Your task: Check the listing below for lines with the word "static" and say how many there are, with nothing but the number.

Task input:

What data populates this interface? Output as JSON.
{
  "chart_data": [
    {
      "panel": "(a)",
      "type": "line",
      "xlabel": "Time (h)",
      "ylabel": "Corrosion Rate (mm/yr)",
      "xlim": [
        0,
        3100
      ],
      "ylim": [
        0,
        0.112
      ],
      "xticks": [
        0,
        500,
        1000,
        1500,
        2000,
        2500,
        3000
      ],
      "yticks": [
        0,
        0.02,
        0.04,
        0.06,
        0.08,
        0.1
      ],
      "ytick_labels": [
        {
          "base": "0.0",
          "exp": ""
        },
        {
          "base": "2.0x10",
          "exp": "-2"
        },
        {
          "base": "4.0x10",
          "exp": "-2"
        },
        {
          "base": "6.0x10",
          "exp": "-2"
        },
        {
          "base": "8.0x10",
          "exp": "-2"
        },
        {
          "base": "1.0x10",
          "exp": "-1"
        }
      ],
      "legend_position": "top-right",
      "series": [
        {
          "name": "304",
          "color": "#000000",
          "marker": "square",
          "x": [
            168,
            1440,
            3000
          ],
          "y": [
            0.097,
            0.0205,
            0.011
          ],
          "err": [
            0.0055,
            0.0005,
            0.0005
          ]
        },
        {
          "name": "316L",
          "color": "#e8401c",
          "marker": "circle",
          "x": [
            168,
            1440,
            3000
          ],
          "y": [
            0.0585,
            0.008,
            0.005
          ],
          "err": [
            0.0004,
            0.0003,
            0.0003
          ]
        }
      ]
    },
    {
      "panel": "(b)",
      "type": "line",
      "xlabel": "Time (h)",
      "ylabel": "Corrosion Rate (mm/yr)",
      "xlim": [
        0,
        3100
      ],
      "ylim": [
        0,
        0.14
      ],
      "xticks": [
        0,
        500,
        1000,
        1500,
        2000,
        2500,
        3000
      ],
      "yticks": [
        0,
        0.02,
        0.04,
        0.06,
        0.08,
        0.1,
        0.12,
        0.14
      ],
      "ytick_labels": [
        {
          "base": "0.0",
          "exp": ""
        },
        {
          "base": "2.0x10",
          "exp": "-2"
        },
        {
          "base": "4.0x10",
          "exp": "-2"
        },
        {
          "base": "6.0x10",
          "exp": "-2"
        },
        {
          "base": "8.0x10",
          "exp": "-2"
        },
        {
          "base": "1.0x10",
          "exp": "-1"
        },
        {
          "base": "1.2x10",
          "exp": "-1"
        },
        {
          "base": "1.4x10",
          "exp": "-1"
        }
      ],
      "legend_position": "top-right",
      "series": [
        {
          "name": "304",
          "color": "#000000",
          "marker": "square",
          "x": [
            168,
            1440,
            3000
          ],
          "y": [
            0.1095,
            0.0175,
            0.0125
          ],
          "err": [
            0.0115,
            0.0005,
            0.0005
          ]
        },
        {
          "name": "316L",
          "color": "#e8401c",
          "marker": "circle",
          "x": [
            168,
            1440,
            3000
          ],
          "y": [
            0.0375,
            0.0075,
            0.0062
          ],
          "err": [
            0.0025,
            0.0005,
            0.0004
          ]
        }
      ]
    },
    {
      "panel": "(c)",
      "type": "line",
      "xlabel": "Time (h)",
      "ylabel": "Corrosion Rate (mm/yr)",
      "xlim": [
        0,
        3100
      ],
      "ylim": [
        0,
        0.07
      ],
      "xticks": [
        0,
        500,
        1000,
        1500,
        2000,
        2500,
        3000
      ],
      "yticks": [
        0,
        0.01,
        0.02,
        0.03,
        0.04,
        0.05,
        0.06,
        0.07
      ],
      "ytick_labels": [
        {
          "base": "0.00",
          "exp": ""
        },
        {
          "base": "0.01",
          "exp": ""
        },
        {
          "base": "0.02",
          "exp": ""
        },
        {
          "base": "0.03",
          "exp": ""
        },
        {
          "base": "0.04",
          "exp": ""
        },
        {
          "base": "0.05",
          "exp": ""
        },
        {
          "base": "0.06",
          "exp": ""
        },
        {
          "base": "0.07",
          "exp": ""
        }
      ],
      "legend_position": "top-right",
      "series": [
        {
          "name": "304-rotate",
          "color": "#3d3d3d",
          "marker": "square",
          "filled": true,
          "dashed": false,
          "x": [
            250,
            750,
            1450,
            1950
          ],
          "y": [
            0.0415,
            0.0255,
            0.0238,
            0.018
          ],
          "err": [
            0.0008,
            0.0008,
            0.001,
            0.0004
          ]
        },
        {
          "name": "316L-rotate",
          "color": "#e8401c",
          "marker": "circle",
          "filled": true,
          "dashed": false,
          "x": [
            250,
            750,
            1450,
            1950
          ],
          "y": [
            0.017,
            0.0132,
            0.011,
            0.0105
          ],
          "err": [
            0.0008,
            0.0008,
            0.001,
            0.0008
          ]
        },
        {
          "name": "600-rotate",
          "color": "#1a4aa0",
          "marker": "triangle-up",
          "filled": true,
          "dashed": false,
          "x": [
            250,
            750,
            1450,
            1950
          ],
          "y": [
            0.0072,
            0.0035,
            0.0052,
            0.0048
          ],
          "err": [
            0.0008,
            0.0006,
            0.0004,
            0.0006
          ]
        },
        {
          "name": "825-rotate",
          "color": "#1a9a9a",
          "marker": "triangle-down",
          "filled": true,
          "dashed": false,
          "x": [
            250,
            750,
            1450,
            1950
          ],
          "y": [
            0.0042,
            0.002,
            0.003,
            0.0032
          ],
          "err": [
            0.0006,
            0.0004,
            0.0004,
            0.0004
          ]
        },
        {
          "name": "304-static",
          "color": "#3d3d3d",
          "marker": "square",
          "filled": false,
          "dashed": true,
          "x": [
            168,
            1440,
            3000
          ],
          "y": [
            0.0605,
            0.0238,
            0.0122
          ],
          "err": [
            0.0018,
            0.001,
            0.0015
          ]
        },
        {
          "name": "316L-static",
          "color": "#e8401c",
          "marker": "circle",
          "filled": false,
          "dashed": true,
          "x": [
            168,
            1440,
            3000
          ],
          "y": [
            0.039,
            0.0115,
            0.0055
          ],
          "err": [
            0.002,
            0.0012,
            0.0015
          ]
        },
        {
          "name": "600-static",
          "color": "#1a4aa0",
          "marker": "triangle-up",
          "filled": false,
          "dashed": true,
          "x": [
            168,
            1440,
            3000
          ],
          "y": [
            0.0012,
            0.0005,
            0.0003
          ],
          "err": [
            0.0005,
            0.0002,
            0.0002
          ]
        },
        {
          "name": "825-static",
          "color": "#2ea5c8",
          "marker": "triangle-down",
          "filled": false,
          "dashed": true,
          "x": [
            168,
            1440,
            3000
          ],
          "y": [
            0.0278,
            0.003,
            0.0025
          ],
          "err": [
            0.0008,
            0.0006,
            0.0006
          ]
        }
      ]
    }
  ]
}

Written response: 4